(Dataset rows about figures)
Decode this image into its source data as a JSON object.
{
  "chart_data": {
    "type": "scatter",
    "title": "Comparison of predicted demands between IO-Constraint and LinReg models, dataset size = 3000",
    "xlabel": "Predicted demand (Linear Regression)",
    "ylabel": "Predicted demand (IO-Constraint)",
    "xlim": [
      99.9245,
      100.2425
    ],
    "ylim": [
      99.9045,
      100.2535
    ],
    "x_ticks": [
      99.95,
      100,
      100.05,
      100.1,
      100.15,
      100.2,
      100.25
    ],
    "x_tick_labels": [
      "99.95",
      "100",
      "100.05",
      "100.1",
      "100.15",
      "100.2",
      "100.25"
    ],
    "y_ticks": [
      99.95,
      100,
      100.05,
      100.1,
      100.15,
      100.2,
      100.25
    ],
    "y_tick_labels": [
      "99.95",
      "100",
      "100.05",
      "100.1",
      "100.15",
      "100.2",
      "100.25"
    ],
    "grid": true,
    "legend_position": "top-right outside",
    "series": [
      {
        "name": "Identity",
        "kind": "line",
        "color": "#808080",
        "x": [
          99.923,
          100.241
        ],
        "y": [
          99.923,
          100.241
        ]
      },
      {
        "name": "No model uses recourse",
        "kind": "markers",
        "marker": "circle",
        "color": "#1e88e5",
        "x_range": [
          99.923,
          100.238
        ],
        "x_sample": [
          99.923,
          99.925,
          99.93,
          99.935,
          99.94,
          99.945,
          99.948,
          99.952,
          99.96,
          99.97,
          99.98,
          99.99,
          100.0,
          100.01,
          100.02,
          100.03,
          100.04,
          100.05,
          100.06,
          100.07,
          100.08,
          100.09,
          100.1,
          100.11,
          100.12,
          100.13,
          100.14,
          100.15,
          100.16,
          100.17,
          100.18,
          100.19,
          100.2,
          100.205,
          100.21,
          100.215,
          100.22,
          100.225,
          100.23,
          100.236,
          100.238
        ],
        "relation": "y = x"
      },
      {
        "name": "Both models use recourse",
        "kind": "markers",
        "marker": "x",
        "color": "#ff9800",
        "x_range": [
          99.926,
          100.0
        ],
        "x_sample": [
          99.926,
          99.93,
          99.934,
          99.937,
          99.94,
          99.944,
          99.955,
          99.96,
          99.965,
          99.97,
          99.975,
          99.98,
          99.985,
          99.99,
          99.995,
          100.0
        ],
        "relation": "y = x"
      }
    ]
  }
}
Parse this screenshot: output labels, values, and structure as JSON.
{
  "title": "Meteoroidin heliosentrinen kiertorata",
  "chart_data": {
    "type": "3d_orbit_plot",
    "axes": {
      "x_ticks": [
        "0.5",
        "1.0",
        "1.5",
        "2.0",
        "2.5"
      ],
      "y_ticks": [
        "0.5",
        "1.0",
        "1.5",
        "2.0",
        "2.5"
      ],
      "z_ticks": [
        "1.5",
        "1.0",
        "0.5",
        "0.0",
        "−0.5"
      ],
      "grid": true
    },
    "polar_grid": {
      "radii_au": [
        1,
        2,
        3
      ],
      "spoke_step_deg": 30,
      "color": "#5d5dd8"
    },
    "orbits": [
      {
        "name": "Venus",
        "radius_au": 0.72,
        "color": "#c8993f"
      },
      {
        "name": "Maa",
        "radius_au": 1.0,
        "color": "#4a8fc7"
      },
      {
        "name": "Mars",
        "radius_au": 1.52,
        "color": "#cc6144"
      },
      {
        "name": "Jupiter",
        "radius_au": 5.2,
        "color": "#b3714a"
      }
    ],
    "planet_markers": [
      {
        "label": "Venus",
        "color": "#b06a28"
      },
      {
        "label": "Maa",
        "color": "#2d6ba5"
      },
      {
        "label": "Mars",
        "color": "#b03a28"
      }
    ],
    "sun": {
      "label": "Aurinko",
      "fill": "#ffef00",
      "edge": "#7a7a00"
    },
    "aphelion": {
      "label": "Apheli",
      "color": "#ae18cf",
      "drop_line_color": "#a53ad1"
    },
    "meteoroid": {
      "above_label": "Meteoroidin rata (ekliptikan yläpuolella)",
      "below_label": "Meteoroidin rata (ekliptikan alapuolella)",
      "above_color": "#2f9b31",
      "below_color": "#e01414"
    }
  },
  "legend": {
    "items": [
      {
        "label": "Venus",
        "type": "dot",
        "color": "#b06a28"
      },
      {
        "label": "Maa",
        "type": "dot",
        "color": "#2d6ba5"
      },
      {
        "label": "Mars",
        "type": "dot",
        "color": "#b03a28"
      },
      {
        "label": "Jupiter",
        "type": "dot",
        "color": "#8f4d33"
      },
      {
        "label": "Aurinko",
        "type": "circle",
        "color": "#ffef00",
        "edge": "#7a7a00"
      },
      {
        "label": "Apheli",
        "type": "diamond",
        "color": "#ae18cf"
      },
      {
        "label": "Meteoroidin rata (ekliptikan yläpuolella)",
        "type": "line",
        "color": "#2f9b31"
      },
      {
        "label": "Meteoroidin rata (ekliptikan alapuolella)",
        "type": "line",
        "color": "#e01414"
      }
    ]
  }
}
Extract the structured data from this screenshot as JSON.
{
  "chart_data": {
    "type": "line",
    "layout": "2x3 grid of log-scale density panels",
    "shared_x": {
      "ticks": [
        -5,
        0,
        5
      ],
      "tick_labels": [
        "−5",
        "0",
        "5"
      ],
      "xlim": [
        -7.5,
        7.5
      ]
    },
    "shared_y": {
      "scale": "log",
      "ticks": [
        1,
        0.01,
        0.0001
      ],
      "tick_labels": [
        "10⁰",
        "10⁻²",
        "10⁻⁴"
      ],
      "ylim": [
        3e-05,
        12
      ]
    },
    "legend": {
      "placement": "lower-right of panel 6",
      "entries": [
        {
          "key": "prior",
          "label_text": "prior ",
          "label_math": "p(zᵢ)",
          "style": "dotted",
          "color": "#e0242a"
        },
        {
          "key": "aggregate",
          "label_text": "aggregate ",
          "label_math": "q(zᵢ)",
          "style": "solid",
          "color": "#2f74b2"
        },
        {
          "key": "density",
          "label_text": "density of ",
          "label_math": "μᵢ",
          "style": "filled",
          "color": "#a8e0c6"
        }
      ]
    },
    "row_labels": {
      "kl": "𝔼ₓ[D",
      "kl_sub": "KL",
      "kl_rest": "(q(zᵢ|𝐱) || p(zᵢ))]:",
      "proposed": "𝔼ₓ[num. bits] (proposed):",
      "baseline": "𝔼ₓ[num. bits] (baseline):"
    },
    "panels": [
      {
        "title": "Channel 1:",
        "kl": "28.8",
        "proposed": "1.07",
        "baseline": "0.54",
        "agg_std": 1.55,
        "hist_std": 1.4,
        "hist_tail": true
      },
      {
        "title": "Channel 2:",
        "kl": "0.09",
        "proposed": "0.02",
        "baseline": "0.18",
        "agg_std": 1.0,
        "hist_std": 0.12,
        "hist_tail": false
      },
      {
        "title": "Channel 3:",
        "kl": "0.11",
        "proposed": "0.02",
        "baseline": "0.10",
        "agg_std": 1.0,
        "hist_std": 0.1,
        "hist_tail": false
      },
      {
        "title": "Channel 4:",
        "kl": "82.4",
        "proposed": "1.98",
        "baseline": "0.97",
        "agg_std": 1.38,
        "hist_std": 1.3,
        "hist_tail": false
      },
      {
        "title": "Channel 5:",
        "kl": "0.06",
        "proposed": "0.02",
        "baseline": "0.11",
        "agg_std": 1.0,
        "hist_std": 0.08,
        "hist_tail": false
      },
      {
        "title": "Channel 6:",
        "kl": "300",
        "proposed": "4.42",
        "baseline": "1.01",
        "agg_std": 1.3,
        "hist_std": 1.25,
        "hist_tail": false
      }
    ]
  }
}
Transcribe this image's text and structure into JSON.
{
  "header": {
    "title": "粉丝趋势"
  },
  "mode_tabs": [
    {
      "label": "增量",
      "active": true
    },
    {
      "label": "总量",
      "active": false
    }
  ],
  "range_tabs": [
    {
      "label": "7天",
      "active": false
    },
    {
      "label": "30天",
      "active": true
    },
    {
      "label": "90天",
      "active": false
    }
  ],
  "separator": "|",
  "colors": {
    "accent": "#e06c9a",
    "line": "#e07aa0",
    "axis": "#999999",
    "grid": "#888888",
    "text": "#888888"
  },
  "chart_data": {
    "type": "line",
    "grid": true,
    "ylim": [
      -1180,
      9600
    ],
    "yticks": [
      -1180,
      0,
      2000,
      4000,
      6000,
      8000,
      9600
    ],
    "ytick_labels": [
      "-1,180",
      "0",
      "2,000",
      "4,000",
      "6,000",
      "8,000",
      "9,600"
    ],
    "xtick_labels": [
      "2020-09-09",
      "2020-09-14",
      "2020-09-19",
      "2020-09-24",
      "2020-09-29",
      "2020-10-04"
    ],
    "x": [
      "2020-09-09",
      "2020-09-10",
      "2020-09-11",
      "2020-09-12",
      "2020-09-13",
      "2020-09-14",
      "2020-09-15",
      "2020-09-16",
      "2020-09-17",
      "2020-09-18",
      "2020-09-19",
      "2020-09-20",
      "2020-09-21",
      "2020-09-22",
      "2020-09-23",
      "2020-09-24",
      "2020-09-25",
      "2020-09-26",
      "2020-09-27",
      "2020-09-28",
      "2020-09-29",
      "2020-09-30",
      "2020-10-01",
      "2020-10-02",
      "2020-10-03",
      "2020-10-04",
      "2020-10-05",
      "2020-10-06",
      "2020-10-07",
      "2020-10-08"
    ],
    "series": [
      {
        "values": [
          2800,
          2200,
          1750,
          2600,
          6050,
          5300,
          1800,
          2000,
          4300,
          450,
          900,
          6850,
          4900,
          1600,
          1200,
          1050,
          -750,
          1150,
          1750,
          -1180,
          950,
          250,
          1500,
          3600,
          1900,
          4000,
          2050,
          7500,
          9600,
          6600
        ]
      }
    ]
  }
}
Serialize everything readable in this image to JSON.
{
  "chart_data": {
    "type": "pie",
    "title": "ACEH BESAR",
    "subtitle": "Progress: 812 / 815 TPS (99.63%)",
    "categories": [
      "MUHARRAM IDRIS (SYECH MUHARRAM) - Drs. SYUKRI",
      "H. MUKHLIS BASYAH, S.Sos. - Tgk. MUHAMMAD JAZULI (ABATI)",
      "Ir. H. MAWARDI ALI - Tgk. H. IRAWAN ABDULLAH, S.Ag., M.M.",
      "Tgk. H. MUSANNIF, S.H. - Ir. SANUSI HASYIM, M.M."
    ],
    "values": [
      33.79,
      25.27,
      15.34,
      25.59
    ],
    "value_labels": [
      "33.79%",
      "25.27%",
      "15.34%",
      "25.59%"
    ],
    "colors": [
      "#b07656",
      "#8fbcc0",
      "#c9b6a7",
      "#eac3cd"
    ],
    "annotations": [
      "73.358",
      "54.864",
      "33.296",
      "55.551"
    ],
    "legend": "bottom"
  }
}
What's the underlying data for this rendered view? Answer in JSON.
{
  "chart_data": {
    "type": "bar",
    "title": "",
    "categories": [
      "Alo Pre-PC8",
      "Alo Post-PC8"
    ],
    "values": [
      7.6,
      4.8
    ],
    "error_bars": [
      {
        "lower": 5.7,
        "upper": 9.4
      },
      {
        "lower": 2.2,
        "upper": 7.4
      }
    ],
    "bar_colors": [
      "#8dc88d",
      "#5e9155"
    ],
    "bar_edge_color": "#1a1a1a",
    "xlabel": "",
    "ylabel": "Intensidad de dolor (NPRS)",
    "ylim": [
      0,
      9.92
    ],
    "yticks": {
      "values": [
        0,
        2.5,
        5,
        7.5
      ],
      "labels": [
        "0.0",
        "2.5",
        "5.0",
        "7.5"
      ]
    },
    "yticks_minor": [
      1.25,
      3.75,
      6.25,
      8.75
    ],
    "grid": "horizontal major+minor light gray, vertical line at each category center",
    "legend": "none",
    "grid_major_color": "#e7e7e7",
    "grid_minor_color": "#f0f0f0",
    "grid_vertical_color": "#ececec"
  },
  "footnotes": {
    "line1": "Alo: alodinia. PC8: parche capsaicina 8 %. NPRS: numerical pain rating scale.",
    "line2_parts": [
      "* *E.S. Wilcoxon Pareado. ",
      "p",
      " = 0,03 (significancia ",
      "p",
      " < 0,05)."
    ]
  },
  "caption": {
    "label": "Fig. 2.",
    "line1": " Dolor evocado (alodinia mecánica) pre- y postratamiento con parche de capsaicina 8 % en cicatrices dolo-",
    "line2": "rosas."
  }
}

» **EXERCISE AIM**: Check each line of the entries for the string "Channel". Copy the lines that have it.

» **WRITTEN RESPONSE**:
        "title": "Channel 1:",
        "title": "Channel 2:",
        "title": "Channel 3:",
        "title": "Channel 4:",
        "title": "Channel 5:",
        "title": "Channel 6:",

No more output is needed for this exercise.